### EXTRAIT DE PAGE:
Ces vestiges de l’Empire ottoman dans la Jérusalem d’aujourd’hui Par Aviva et Shmuel Bar-Am 6 septembre 2019, 16:32 – Document ‘fr.timesofisrael.com’ - Photo - Un marché dans la First Station historique de Jérusalem (Crédit : Shmuel Bar-Am)

Les structures historiques dans toute la capitale ont été restaurées et offertes à l’usage public, apportant les arts, la culture, l’éducation et la couleur à la ville

Le 30 octobre 1946, les membres des réseaux clandestins en Palestine avaient fait exploser la salle d’attente de la gare de Jérusalem. Cette dernière était considérée comme une cible légitime, les trains étant utilisés par les Britanniques pour redéployer leurs forces. Et les Britanniques, qui dirigeaient alors le pays, empêchaient des survivants désespérés de la Shoah d’entrer en Palestine. Quand la bombe avait été activée, la structure avait été partiellement détruite et un policier arabe ainsi qu’un sapeur-pompier britannique avaient perdu la vie.

Inaugurée le 26 septembre 1892, la gare de Jérusalem avait été un projet conjointement mené par la France et les Allemands pour les tous premiers trains ralliant la ville sainte à la côte (et vice versa). Et tandis que le voyage durait alors presque quatre heures, l’inauguration du réseau ferroviaire avait entraîné l’euphorie générale.

Selon un journal de l’époque, HaOr (la lumière), il y avait eu « une foule massive rassemblée à Emek Refaim [une rue avoisinante]… Des Juifs, des Arabes, des Grecs, des Européens, des Asiatiques… Des voitures qui allaient et venaient… Et la place, presque toujours désolée, remplie d’individus aux visages radieux… avec des voix qui criaient : ‘La locomotive à moteur arrive ! Jérusalem est connectée au monde’ ! »

La First Station (tahana harishona)

La gare historique de Jérusalem était restée en fonctionnement jusqu’à l’été 1998. Pendant quelques années, elle avait été ensuite laissée à l’abandon – jusqu’au début des travaux de restauration, en 2010, dans ce qui est connu aujourd’hui sous le nom de tahana harishona.

Ouverte sept jours sur sept, c’est l’un des sites les plus populaires de la ville et elle accueille des restaurants, des divertissements gratuits, des bazars, une grande variété d’activités et un parcours de course à pieds/bicyclette/ marche le long des anciennes voies qui fait sept kilomètres de long.

Et la tahana harishona n’est que l’une parmi des nombreuses structures remarquables qui avaient été construites à Jérusalem au cours de l’ère ottomane en Palestine (1517-1917) et qui sont utilisées aujourd’hui par différents secteurs de population. Edifiées au 19e et au début du 20e siècle par les Juifs, les Arabes, les Ethiopiens, les Allemands, les Français, les Anglais et les Italiens, leurs histoires, leur fonction et leur architecture sont très variées.

### CONSIGNE DONNÉE:
Selon l'extrait de page, en quelle année les travaux de restauration de l'ancienne gare de Jérusalem ont-ils débuté ? Appuyez-vous uniquement sur l'extrait de page.

### LISTE DES ENTRÉES:
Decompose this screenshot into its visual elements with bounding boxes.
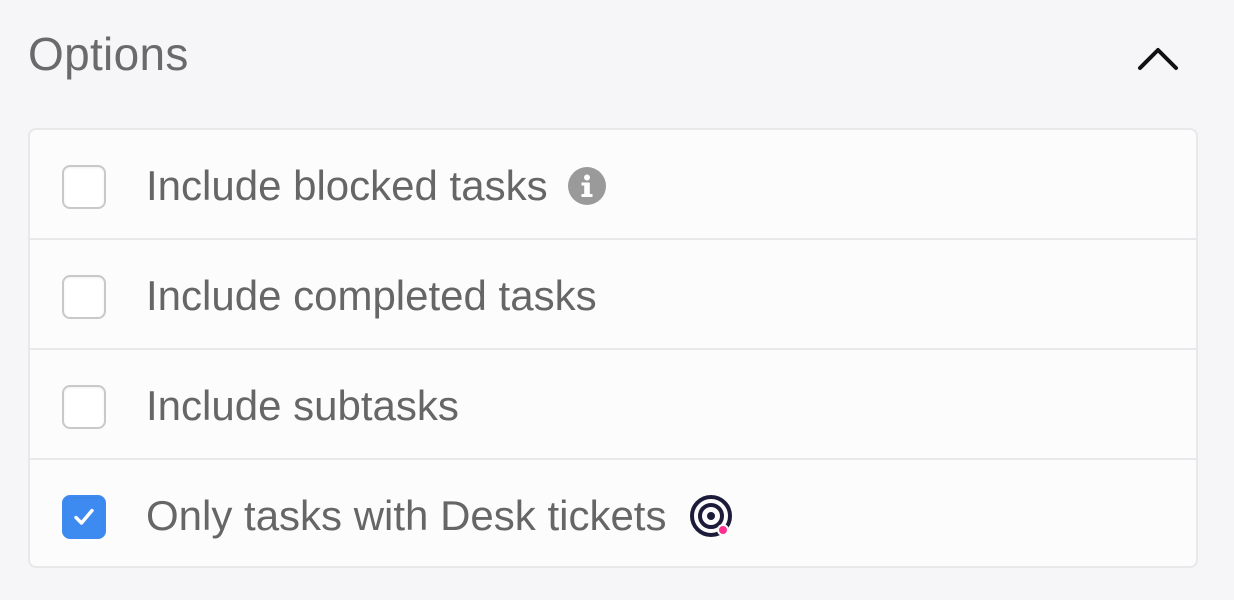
include-completed-tasks-checkbox[interactable] [62, 275, 106, 319]
collapse-toggle-button[interactable] [1130, 36, 1186, 82]
option-include-subtasks[interactable]: Include subtasks [30, 350, 1196, 460]
option-only-desk-tickets[interactable]: Only tasks with Desk tickets [30, 460, 1196, 566]
desk-logo-icon [690, 495, 733, 537]
options-panel-header: Options [0, 0, 1234, 110]
include-subtasks-checkbox[interactable] [62, 385, 106, 429]
checkmark-icon [74, 508, 94, 525]
option-label: Include subtasks [146, 382, 459, 429]
option-label: Only tasks with Desk tickets [146, 492, 667, 539]
info-icon[interactable] [567, 167, 606, 205]
option-include-completed-tasks[interactable]: Include completed tasks [30, 240, 1196, 350]
chevron-up-icon [1138, 48, 1178, 70]
option-include-blocked-tasks[interactable]: Include blocked tasks [30, 130, 1196, 240]
option-label: Include blocked tasks [146, 162, 548, 209]
include-blocked-tasks-checkbox[interactable] [62, 165, 106, 209]
panel-title: Options [28, 28, 189, 80]
option-label: Include completed tasks [146, 272, 597, 319]
options-list: Include blocked tasks Include completed … [28, 128, 1198, 568]
only-desk-tickets-checkbox[interactable] [62, 495, 106, 539]
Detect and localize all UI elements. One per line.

### RÉPONSE ATTENDUE:
En 2010.